• Data listing
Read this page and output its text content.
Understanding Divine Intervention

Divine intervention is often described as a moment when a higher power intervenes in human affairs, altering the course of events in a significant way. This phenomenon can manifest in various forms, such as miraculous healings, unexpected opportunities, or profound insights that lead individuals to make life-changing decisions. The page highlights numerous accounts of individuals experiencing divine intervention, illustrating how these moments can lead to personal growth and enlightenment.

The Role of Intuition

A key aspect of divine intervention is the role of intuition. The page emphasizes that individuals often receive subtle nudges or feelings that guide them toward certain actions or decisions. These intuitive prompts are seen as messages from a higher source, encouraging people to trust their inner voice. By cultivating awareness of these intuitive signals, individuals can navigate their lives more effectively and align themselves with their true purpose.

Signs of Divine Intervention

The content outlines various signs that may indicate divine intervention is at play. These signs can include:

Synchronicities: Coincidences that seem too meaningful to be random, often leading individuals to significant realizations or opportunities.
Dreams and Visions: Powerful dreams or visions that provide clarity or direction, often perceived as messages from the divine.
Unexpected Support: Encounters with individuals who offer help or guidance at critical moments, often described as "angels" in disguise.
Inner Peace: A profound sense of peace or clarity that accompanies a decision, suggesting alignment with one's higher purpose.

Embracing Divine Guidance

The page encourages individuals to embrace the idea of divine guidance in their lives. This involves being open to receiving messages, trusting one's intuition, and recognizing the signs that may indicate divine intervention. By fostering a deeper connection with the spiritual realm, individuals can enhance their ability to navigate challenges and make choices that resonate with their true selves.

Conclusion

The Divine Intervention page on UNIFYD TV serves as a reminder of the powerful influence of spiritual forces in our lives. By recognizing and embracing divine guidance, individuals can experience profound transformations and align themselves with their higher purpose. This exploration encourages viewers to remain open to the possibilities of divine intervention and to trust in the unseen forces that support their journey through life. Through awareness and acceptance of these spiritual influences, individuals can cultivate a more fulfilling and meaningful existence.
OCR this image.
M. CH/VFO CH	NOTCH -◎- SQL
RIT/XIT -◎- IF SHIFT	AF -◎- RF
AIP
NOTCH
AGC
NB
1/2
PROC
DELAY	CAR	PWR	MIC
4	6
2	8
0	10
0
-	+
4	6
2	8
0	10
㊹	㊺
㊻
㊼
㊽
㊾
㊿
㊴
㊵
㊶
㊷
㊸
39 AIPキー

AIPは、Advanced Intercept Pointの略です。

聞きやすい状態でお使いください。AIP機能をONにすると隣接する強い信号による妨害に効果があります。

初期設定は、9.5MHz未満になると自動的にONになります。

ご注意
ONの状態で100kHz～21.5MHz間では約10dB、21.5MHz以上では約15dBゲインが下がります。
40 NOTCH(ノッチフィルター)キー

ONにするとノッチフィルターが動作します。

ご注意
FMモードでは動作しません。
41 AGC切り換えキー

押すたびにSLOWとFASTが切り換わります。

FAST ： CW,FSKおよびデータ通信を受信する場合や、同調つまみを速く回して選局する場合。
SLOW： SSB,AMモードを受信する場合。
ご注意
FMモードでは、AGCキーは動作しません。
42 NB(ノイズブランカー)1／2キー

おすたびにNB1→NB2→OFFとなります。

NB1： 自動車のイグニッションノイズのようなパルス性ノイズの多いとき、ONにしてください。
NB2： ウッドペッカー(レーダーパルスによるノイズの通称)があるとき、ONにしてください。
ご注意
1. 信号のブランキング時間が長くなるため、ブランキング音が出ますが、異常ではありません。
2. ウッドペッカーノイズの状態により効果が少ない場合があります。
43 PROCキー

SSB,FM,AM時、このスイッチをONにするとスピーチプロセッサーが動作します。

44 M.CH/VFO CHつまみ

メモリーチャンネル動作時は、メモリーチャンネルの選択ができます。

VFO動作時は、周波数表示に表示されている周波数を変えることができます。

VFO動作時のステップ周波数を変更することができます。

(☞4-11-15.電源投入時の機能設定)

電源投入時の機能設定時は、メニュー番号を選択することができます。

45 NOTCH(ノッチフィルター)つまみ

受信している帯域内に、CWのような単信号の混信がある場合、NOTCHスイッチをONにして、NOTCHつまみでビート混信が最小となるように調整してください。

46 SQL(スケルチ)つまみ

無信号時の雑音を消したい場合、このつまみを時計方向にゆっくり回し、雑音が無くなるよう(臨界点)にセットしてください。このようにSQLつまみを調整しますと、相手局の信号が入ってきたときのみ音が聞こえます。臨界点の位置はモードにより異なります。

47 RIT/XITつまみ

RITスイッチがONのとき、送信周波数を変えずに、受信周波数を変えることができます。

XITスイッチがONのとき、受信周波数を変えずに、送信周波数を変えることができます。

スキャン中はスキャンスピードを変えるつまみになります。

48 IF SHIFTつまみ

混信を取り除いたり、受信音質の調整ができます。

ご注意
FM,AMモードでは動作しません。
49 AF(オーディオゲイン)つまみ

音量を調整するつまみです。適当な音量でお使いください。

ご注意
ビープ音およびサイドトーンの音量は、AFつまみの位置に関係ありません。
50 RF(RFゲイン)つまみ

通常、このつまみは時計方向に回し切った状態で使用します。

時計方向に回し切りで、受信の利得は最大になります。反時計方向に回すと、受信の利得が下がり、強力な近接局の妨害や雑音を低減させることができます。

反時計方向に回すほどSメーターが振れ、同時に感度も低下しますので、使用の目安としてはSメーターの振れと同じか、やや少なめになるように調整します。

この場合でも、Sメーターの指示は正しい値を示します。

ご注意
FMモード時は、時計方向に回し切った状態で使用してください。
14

• Work required
Each record above should be output again exactly.

• Task answer
Read this page and output its text content.
Understanding Divine Intervention

Divine intervention is often described as a moment when a higher power intervenes in human affairs, altering the course of events in a significant way. This phenomenon can manifest in various forms, such as miraculous healings, unexpected opportunities, or profound insights that lead individuals to make life-changing decisions. The page highlights numerous accounts of individuals experiencing divine intervention, illustrating how these moments can lead to personal growth and enlightenment.

The Role of Intuition

A key aspect of divine intervention is the role of intuition. The page emphasizes that individuals often receive subtle nudges or feelings that guide them toward certain actions or decisions. These intuitive prompts are seen as messages from a higher source, encouraging people to trust their inner voice. By cultivating awareness of these intuitive signals, individuals can navigate their lives more effectively and align themselves with their true purpose.

Signs of Divine Intervention

The content outlines various signs that may indicate divine intervention is at play. These signs can include:

Synchronicities: Coincidences that seem too meaningful to be random, often leading individuals to significant realizations or opportunities.
Dreams and Visions: Powerful dreams or visions that provide clarity or direction, often perceived as messages from the divine.
Unexpected Support: Encounters with individuals who offer help or guidance at critical moments, often described as "angels" in disguise.
Inner Peace: A profound sense of peace or clarity that accompanies a decision, suggesting alignment with one's higher purpose.

Embracing Divine Guidance

The page encourages individuals to embrace the idea of divine guidance in their lives. This involves being open to receiving messages, trusting one's intuition, and recognizing the signs that may indicate divine intervention. By fostering a deeper connection with the spiritual realm, individuals can enhance their ability to navigate challenges and make choices that resonate with their true selves.

Conclusion

The Divine Intervention page on UNIFYD TV serves as a reminder of the powerful influence of spiritual forces in our lives. By recognizing and embracing divine guidance, individuals can experience profound transformations and align themselves with their higher purpose. This exploration encourages viewers to remain open to the possibilities of divine intervention and to trust in the unseen forces that support their journey through life. Through awareness and acceptance of these spiritual influences, individuals can cultivate a more fulfilling and meaningful existence.
OCR this image.
M. CH/VFO CH	NOTCH -◎- SQL
RIT/XIT -◎- IF SHIFT	AF -◎- RF
AIP
NOTCH
AGC
NB
1/2
PROC
DELAY	CAR	PWR	MIC
4	6
2	8
0	10
0
-	+
4	6
2	8
0	10
㊹	㊺
㊻
㊼
㊽
㊾
㊿
㊴
㊵
㊶
㊷
㊸
39 AIPキー

AIPは、Advanced Intercept Pointの略です。

聞きやすい状態でお使いください。AIP機能をONにすると隣接する強い信号による妨害に効果があります。

初期設定は、9.5MHz未満になると自動的にONになります。

ご注意
ONの状態で100kHz～21.5MHz間では約10dB、21.5MHz以上では約15dBゲインが下がります。
40 NOTCH(ノッチフィルター)キー

ONにするとノッチフィルターが動作します。

ご注意
FMモードでは動作しません。
41 AGC切り換えキー

押すたびにSLOWとFASTが切り換わります。

FAST ： CW,FSKおよびデータ通信を受信する場合や、同調つまみを速く回して選局する場合。
SLOW： SSB,AMモードを受信する場合。
ご注意
FMモードでは、AGCキーは動作しません。
42 NB(ノイズブランカー)1／2キー

おすたびにNB1→NB2→OFFとなります。

NB1： 自動車のイグニッションノイズのようなパルス性ノイズの多いとき、ONにしてください。
NB2： ウッドペッカー(レーダーパルスによるノイズの通称)があるとき、ONにしてください。
ご注意
1. 信号のブランキング時間が長くなるため、ブランキング音が出ますが、異常ではありません。
2. ウッドペッカーノイズの状態により効果が少ない場合があります。
43 PROCキー

SSB,FM,AM時、このスイッチをONにするとスピーチプロセッサーが動作します。

44 M.CH/VFO CHつまみ

メモリーチャンネル動作時は、メモリーチャンネルの選択ができます。

VFO動作時は、周波数表示に表示されている周波数を変えることができます。

VFO動作時のステップ周波数を変更することができます。

(☞4-11-15.電源投入時の機能設定)

電源投入時の機能設定時は、メニュー番号を選択することができます。

45 NOTCH(ノッチフィルター)つまみ

受信している帯域内に、CWのような単信号の混信がある場合、NOTCHスイッチをONにして、NOTCHつまみでビート混信が最小となるように調整してください。

46 SQL(スケルチ)つまみ

無信号時の雑音を消したい場合、このつまみを時計方向にゆっくり回し、雑音が無くなるよう(臨界点)にセットしてください。このようにSQLつまみを調整しますと、相手局の信号が入ってきたときのみ音が聞こえます。臨界点の位置はモードにより異なります。

47 RIT/XITつまみ

RITスイッチがONのとき、送信周波数を変えずに、受信周波数を変えることができます。

XITスイッチがONのとき、受信周波数を変えずに、送信周波数を変えることができます。

スキャン中はスキャンスピードを変えるつまみになります。

48 IF SHIFTつまみ

混信を取り除いたり、受信音質の調整ができます。

ご注意
FM,AMモードでは動作しません。
49 AF(オーディオゲイン)つまみ

音量を調整するつまみです。適当な音量でお使いください。

ご注意
ビープ音およびサイドトーンの音量は、AFつまみの位置に関係ありません。
50 RF(RFゲイン)つまみ

通常、このつまみは時計方向に回し切った状態で使用します。

時計方向に回し切りで、受信の利得は最大になります。反時計方向に回すと、受信の利得が下がり、強力な近接局の妨害や雑音を低減させることができます。

反時計方向に回すほどSメーターが振れ、同時に感度も低下しますので、使用の目安としてはSメーターの振れと同じか、やや少なめになるように調整します。

この場合でも、Sメーターの指示は正しい値を示します。

ご注意
FMモード時は、時計方向に回し切った状態で使用してください。
14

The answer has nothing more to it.